Dataset rows about figures

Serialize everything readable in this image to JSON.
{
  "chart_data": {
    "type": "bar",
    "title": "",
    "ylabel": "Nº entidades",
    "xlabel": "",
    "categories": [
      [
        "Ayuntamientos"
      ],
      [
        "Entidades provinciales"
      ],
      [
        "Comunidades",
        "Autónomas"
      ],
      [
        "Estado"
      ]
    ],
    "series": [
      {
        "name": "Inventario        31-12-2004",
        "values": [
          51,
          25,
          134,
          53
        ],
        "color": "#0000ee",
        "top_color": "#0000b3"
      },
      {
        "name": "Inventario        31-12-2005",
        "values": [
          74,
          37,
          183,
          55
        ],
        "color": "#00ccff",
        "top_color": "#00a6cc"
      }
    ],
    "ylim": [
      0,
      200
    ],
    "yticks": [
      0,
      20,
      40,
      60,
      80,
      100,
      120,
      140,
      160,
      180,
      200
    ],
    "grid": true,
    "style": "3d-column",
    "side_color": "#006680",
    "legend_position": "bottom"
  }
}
...
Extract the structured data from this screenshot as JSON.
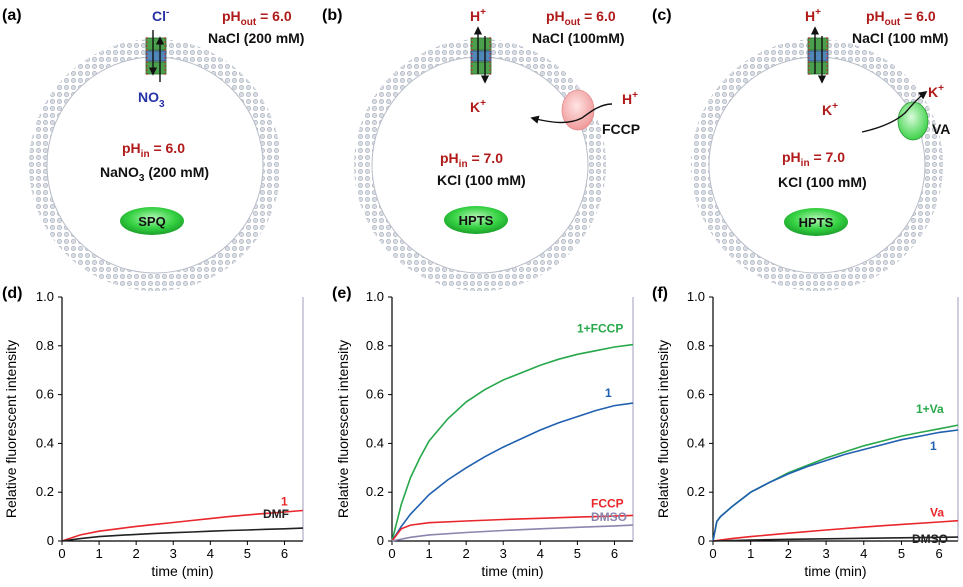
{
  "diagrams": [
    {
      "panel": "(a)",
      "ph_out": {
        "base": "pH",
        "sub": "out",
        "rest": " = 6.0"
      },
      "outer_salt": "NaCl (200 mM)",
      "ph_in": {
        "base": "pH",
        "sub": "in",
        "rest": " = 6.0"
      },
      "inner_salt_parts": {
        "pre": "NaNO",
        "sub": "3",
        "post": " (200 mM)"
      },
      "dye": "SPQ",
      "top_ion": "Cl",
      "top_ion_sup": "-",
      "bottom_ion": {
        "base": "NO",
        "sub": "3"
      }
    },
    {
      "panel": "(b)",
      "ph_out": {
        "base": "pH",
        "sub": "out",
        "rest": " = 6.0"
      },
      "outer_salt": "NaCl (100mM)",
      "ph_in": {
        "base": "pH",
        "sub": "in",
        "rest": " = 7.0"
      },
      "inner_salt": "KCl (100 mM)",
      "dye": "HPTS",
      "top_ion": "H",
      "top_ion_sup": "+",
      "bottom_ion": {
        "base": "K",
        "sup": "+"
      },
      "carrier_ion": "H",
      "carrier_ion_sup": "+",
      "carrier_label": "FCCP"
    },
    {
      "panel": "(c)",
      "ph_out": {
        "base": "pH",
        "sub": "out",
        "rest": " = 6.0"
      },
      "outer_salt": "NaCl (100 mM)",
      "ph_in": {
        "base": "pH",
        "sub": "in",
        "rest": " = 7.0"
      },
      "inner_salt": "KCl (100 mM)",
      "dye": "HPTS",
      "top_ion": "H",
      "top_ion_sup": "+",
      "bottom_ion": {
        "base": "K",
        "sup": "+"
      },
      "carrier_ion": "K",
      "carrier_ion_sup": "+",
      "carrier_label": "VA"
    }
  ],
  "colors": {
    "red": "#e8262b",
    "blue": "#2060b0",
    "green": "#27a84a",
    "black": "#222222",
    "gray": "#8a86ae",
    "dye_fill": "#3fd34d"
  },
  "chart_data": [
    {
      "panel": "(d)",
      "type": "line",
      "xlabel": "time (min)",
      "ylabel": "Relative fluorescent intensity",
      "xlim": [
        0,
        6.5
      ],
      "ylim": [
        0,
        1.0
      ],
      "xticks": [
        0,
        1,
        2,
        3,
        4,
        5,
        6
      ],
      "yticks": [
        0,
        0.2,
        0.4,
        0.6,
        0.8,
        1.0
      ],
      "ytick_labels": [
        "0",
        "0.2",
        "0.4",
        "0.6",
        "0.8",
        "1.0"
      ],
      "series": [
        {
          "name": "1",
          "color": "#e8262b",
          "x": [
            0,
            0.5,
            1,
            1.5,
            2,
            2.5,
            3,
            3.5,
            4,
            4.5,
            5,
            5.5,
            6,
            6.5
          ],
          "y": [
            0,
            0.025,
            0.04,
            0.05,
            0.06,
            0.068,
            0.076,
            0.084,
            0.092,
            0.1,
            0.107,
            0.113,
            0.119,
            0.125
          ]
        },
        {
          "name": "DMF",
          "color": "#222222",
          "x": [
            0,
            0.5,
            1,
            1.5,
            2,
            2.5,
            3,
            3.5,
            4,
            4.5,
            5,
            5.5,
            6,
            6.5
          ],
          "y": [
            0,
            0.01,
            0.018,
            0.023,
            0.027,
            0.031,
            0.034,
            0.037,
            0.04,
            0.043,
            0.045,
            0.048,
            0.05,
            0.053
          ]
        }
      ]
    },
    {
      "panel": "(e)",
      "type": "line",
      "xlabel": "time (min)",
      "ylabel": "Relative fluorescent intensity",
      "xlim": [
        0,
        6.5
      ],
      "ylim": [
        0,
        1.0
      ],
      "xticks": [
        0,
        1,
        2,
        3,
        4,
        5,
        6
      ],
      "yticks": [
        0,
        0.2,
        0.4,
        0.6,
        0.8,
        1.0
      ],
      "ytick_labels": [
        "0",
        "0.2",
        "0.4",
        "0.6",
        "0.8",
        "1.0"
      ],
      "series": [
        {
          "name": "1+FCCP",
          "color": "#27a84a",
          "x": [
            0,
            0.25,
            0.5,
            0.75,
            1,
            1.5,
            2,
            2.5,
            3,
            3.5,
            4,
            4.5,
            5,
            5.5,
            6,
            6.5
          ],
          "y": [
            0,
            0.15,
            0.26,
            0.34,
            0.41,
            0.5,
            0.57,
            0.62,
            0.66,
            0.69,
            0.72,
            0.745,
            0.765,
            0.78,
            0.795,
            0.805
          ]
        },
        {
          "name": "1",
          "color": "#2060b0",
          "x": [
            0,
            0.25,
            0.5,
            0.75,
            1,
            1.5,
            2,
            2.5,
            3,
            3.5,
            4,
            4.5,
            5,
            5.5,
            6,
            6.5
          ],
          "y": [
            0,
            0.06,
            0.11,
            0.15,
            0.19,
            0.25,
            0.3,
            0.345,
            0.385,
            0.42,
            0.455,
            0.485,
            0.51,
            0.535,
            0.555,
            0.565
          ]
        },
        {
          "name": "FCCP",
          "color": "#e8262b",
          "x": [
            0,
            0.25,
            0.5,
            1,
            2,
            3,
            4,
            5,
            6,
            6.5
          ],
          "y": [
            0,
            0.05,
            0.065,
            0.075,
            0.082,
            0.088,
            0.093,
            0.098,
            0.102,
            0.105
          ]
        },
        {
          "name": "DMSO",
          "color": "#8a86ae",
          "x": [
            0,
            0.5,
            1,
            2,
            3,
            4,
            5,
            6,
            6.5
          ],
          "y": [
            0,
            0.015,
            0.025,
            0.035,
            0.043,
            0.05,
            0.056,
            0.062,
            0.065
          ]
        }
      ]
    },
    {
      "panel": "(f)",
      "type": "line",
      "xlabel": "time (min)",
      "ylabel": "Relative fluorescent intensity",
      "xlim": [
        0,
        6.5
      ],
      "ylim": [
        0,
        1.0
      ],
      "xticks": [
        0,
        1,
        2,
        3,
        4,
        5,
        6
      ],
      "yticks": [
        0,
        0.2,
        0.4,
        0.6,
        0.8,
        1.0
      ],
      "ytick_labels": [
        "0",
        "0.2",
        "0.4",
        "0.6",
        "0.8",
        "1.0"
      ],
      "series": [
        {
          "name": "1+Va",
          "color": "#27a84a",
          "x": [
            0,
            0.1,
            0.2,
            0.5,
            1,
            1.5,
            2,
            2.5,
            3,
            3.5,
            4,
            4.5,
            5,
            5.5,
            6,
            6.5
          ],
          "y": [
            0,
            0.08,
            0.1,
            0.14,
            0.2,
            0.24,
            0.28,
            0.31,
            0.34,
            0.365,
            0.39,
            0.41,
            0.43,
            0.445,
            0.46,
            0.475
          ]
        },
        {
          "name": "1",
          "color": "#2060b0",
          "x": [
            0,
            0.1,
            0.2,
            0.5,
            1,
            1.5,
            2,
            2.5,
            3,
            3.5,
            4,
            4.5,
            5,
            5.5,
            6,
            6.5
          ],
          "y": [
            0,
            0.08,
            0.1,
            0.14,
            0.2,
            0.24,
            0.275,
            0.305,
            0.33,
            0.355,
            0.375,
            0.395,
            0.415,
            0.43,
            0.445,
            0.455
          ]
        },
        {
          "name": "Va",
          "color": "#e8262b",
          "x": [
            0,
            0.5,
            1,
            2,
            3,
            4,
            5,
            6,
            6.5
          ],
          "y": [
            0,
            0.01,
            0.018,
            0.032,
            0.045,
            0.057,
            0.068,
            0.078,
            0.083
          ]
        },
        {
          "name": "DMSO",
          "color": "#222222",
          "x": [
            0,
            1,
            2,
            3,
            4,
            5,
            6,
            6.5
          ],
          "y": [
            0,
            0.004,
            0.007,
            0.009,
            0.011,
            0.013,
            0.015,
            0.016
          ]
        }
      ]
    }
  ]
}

What you will do – Copy out all lines that carry the word "NaCl".

Response for this exercise –
      "outer_salt": "NaCl (200 mM)",
      "outer_salt": "NaCl (100mM)",
      "outer_salt": "NaCl (100 mM)",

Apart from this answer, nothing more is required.